> Written task: Reproduce the records. Keep every word exact and include no images.

> Extracted material:

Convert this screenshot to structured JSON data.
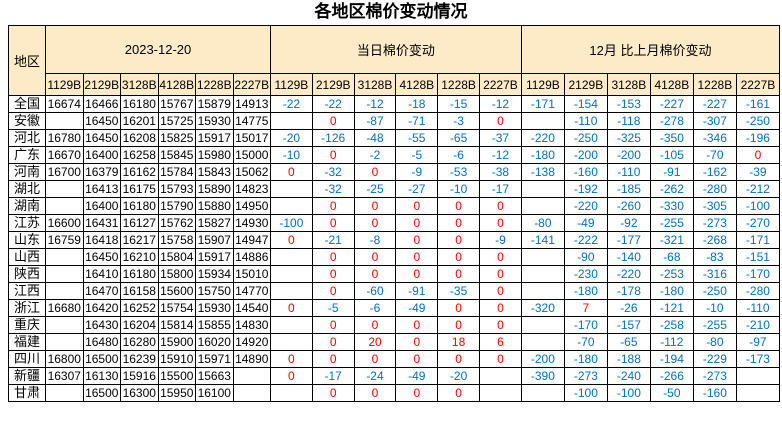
{
  "title": "各地区棉价变动情况",
  "colors": {
    "negative_value": "#0070C0",
    "non_negative_value": "#FF0000",
    "header_background": "#FCEBC6",
    "grid_border": "#000000"
  },
  "chart_data": {
    "type": "table",
    "title": "各地区棉价变动情况",
    "region_header": "地区",
    "column_codes": [
      "1129B",
      "2129B",
      "3128B",
      "4128B",
      "1228B",
      "2227B"
    ],
    "sections": [
      {
        "key": "prices",
        "label": "2023-12-20"
      },
      {
        "key": "daily",
        "label": "当日棉价变动"
      },
      {
        "key": "monthly",
        "label": "12月 比上月棉价变动"
      }
    ],
    "rows": [
      {
        "region": "全国",
        "prices": [
          "16674",
          "16466",
          "16180",
          "15767",
          "15879",
          "14913"
        ],
        "daily": [
          "-22",
          "-22",
          "-12",
          "-18",
          "-15",
          "-12"
        ],
        "monthly": [
          "-171",
          "-154",
          "-153",
          "-227",
          "-227",
          "-161"
        ]
      },
      {
        "region": "安徽",
        "prices": [
          "",
          "16450",
          "16201",
          "15725",
          "15930",
          "14775"
        ],
        "daily": [
          "",
          "0",
          "-87",
          "-71",
          "-3",
          "0"
        ],
        "monthly": [
          "",
          "-110",
          "-118",
          "-278",
          "-307",
          "-250"
        ]
      },
      {
        "region": "河北",
        "prices": [
          "16780",
          "16450",
          "16208",
          "15825",
          "15917",
          "15017"
        ],
        "daily": [
          "-20",
          "-126",
          "-48",
          "-55",
          "-65",
          "-37"
        ],
        "monthly": [
          "-220",
          "-250",
          "-325",
          "-350",
          "-346",
          "-196"
        ]
      },
      {
        "region": "广东",
        "prices": [
          "16670",
          "16400",
          "16258",
          "15845",
          "15980",
          "15000"
        ],
        "daily": [
          "-10",
          "0",
          "-2",
          "-5",
          "-6",
          "-12"
        ],
        "monthly": [
          "-180",
          "-200",
          "-200",
          "-105",
          "-70",
          "0"
        ]
      },
      {
        "region": "河南",
        "prices": [
          "16700",
          "16379",
          "16162",
          "15784",
          "15843",
          "15062"
        ],
        "daily": [
          "0",
          "-32",
          "0",
          "-9",
          "-53",
          "-38"
        ],
        "monthly": [
          "-138",
          "-160",
          "-110",
          "-91",
          "-162",
          "-39"
        ]
      },
      {
        "region": "湖北",
        "prices": [
          "",
          "16413",
          "16175",
          "15793",
          "15890",
          "14823"
        ],
        "daily": [
          "",
          "-32",
          "-25",
          "-27",
          "-10",
          "-17"
        ],
        "monthly": [
          "",
          "-192",
          "-185",
          "-262",
          "-280",
          "-212"
        ]
      },
      {
        "region": "湖南",
        "prices": [
          "",
          "16400",
          "16180",
          "15790",
          "15880",
          "14950"
        ],
        "daily": [
          "",
          "0",
          "0",
          "0",
          "0",
          "0"
        ],
        "monthly": [
          "",
          "-220",
          "-260",
          "-330",
          "-305",
          "-100"
        ]
      },
      {
        "region": "江苏",
        "prices": [
          "16600",
          "16431",
          "16127",
          "15762",
          "15827",
          "14930"
        ],
        "daily": [
          "-100",
          "0",
          "0",
          "0",
          "0",
          "0"
        ],
        "monthly": [
          "-80",
          "-49",
          "-92",
          "-255",
          "-273",
          "-270"
        ]
      },
      {
        "region": "山东",
        "prices": [
          "16759",
          "16418",
          "16217",
          "15758",
          "15907",
          "14947"
        ],
        "daily": [
          "0",
          "-21",
          "-8",
          "0",
          "0",
          "-9"
        ],
        "monthly": [
          "-141",
          "-222",
          "-177",
          "-321",
          "-268",
          "-171"
        ]
      },
      {
        "region": "山西",
        "prices": [
          "",
          "16450",
          "16210",
          "15804",
          "15917",
          "14886"
        ],
        "daily": [
          "",
          "0",
          "0",
          "0",
          "0",
          "0"
        ],
        "monthly": [
          "",
          "-90",
          "-140",
          "-68",
          "-83",
          "-151"
        ]
      },
      {
        "region": "陕西",
        "prices": [
          "",
          "16410",
          "16180",
          "15800",
          "15934",
          "15010"
        ],
        "daily": [
          "",
          "0",
          "0",
          "0",
          "0",
          "0"
        ],
        "monthly": [
          "",
          "-230",
          "-220",
          "-253",
          "-316",
          "-170"
        ]
      },
      {
        "region": "江西",
        "prices": [
          "",
          "16470",
          "16158",
          "15600",
          "15750",
          "14770"
        ],
        "daily": [
          "",
          "0",
          "-60",
          "-91",
          "-35",
          "0"
        ],
        "monthly": [
          "",
          "-180",
          "-178",
          "-180",
          "-250",
          "-280"
        ]
      },
      {
        "region": "浙江",
        "prices": [
          "16680",
          "16420",
          "16252",
          "15754",
          "15930",
          "14540"
        ],
        "daily": [
          "0",
          "-5",
          "-6",
          "-49",
          "0",
          "0"
        ],
        "monthly": [
          "-320",
          "7",
          "-26",
          "-121",
          "-10",
          "-110"
        ]
      },
      {
        "region": "重庆",
        "prices": [
          "",
          "16430",
          "16204",
          "15814",
          "15855",
          "14830"
        ],
        "daily": [
          "",
          "0",
          "0",
          "0",
          "0",
          "0"
        ],
        "monthly": [
          "",
          "-170",
          "-157",
          "-258",
          "-255",
          "-210"
        ]
      },
      {
        "region": "福建",
        "prices": [
          "",
          "16480",
          "16280",
          "15900",
          "16020",
          "14920"
        ],
        "daily": [
          "",
          "0",
          "20",
          "0",
          "18",
          "6"
        ],
        "monthly": [
          "",
          "-70",
          "-65",
          "-112",
          "-80",
          "-97"
        ]
      },
      {
        "region": "四川",
        "prices": [
          "16800",
          "16500",
          "16239",
          "15910",
          "15971",
          "14890"
        ],
        "daily": [
          "0",
          "0",
          "0",
          "0",
          "0",
          "0"
        ],
        "monthly": [
          "-200",
          "-180",
          "-188",
          "-194",
          "-229",
          "-173"
        ]
      },
      {
        "region": "新疆",
        "prices": [
          "16307",
          "16130",
          "15916",
          "15500",
          "15663",
          ""
        ],
        "daily": [
          "0",
          "-17",
          "-24",
          "-49",
          "-20",
          ""
        ],
        "monthly": [
          "-390",
          "-273",
          "-240",
          "-266",
          "-273",
          ""
        ]
      },
      {
        "region": "甘肃",
        "prices": [
          "",
          "16500",
          "16300",
          "15950",
          "16100",
          ""
        ],
        "daily": [
          "",
          "0",
          "0",
          "0",
          "0",
          ""
        ],
        "monthly": [
          "",
          "-100",
          "-100",
          "-50",
          "-160",
          ""
        ]
      }
    ]
  }
}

> Output of the exercise:
Convert this screenshot to structured JSON data.
{
  "title": "各地区棉价变动情况",
  "colors": {
    "negative_value": "#0070C0",
    "non_negative_value": "#FF0000",
    "header_background": "#FCEBC6",
    "grid_border": "#000000"
  },
  "chart_data": {
    "type": "table",
    "title": "各地区棉价变动情况",
    "region_header": "地区",
    "column_codes": [
      "1129B",
      "2129B",
      "3128B",
      "4128B",
      "1228B",
      "2227B"
    ],
    "sections": [
      {
        "key": "prices",
        "label": "2023-12-20"
      },
      {
        "key": "daily",
        "label": "当日棉价变动"
      },
      {
        "key": "monthly",
        "label": "12月 比上月棉价变动"
      }
    ],
    "rows": [
      {
        "region": "全国",
        "prices": [
          "16674",
          "16466",
          "16180",
          "15767",
          "15879",
          "14913"
        ],
        "daily": [
          "-22",
          "-22",
          "-12",
          "-18",
          "-15",
          "-12"
        ],
        "monthly": [
          "-171",
          "-154",
          "-153",
          "-227",
          "-227",
          "-161"
        ]
      },
      {
        "region": "安徽",
        "prices": [
          "",
          "16450",
          "16201",
          "15725",
          "15930",
          "14775"
        ],
        "daily": [
          "",
          "0",
          "-87",
          "-71",
          "-3",
          "0"
        ],
        "monthly": [
          "",
          "-110",
          "-118",
          "-278",
          "-307",
          "-250"
        ]
      },
      {
        "region": "河北",
        "prices": [
          "16780",
          "16450",
          "16208",
          "15825",
          "15917",
          "15017"
        ],
        "daily": [
          "-20",
          "-126",
          "-48",
          "-55",
          "-65",
          "-37"
        ],
        "monthly": [
          "-220",
          "-250",
          "-325",
          "-350",
          "-346",
          "-196"
        ]
      },
      {
        "region": "广东",
        "prices": [
          "16670",
          "16400",
          "16258",
          "15845",
          "15980",
          "15000"
        ],
        "daily": [
          "-10",
          "0",
          "-2",
          "-5",
          "-6",
          "-12"
        ],
        "monthly": [
          "-180",
          "-200",
          "-200",
          "-105",
          "-70",
          "0"
        ]
      },
      {
        "region": "河南",
        "prices": [
          "16700",
          "16379",
          "16162",
          "15784",
          "15843",
          "15062"
        ],
        "daily": [
          "0",
          "-32",
          "0",
          "-9",
          "-53",
          "-38"
        ],
        "monthly": [
          "-138",
          "-160",
          "-110",
          "-91",
          "-162",
          "-39"
        ]
      },
      {
        "region": "湖北",
        "prices": [
          "",
          "16413",
          "16175",
          "15793",
          "15890",
          "14823"
        ],
        "daily": [
          "",
          "-32",
          "-25",
          "-27",
          "-10",
          "-17"
        ],
        "monthly": [
          "",
          "-192",
          "-185",
          "-262",
          "-280",
          "-212"
        ]
      },
      {
        "region": "湖南",
        "prices": [
          "",
          "16400",
          "16180",
          "15790",
          "15880",
          "14950"
        ],
        "daily": [
          "",
          "0",
          "0",
          "0",
          "0",
          "0"
        ],
        "monthly": [
          "",
          "-220",
          "-260",
          "-330",
          "-305",
          "-100"
        ]
      },
      {
        "region": "江苏",
        "prices": [
          "16600",
          "16431",
          "16127",
          "15762",
          "15827",
          "14930"
        ],
        "daily": [
          "-100",
          "0",
          "0",
          "0",
          "0",
          "0"
        ],
        "monthly": [
          "-80",
          "-49",
          "-92",
          "-255",
          "-273",
          "-270"
        ]
      },
      {
        "region": "山东",
        "prices": [
          "16759",
          "16418",
          "16217",
          "15758",
          "15907",
          "14947"
        ],
        "daily": [
          "0",
          "-21",
          "-8",
          "0",
          "0",
          "-9"
        ],
        "monthly": [
          "-141",
          "-222",
          "-177",
          "-321",
          "-268",
          "-171"
        ]
      },
      {
        "region": "山西",
        "prices": [
          "",
          "16450",
          "16210",
          "15804",
          "15917",
          "14886"
        ],
        "daily": [
          "",
          "0",
          "0",
          "0",
          "0",
          "0"
        ],
        "monthly": [
          "",
          "-90",
          "-140",
          "-68",
          "-83",
          "-151"
        ]
      },
      {
        "region": "陕西",
        "prices": [
          "",
          "16410",
          "16180",
          "15800",
          "15934",
          "15010"
        ],
        "daily": [
          "",
          "0",
          "0",
          "0",
          "0",
          "0"
        ],
        "monthly": [
          "",
          "-230",
          "-220",
          "-253",
          "-316",
          "-170"
        ]
      },
      {
        "region": "江西",
        "prices": [
          "",
          "16470",
          "16158",
          "15600",
          "15750",
          "14770"
        ],
        "daily": [
          "",
          "0",
          "-60",
          "-91",
          "-35",
          "0"
        ],
        "monthly": [
          "",
          "-180",
          "-178",
          "-180",
          "-250",
          "-280"
        ]
      },
      {
        "region": "浙江",
        "prices": [
          "16680",
          "16420",
          "16252",
          "15754",
          "15930",
          "14540"
        ],
        "daily": [
          "0",
          "-5",
          "-6",
          "-49",
          "0",
          "0"
        ],
        "monthly": [
          "-320",
          "7",
          "-26",
          "-121",
          "-10",
          "-110"
        ]
      },
      {
        "region": "重庆",
        "prices": [
          "",
          "16430",
          "16204",
          "15814",
          "15855",
          "14830"
        ],
        "daily": [
          "",
          "0",
          "0",
          "0",
          "0",
          "0"
        ],
        "monthly": [
          "",
          "-170",
          "-157",
          "-258",
          "-255",
          "-210"
        ]
      },
      {
        "region": "福建",
        "prices": [
          "",
          "16480",
          "16280",
          "15900",
          "16020",
          "14920"
        ],
        "daily": [
          "",
          "0",
          "20",
          "0",
          "18",
          "6"
        ],
        "monthly": [
          "",
          "-70",
          "-65",
          "-112",
          "-80",
          "-97"
        ]
      },
      {
        "region": "四川",
        "prices": [
          "16800",
          "16500",
          "16239",
          "15910",
          "15971",
          "14890"
        ],
        "daily": [
          "0",
          "0",
          "0",
          "0",
          "0",
          "0"
        ],
        "monthly": [
          "-200",
          "-180",
          "-188",
          "-194",
          "-229",
          "-173"
        ]
      },
      {
        "region": "新疆",
        "prices": [
          "16307",
          "16130",
          "15916",
          "15500",
          "15663",
          ""
        ],
        "daily": [
          "0",
          "-17",
          "-24",
          "-49",
          "-20",
          ""
        ],
        "monthly": [
          "-390",
          "-273",
          "-240",
          "-266",
          "-273",
          ""
        ]
      },
      {
        "region": "甘肃",
        "prices": [
          "",
          "16500",
          "16300",
          "15950",
          "16100",
          ""
        ],
        "daily": [
          "",
          "0",
          "0",
          "0",
          "0",
          ""
        ],
        "monthly": [
          "",
          "-100",
          "-100",
          "-50",
          "-160",
          ""
        ]
      }
    ]
  }
}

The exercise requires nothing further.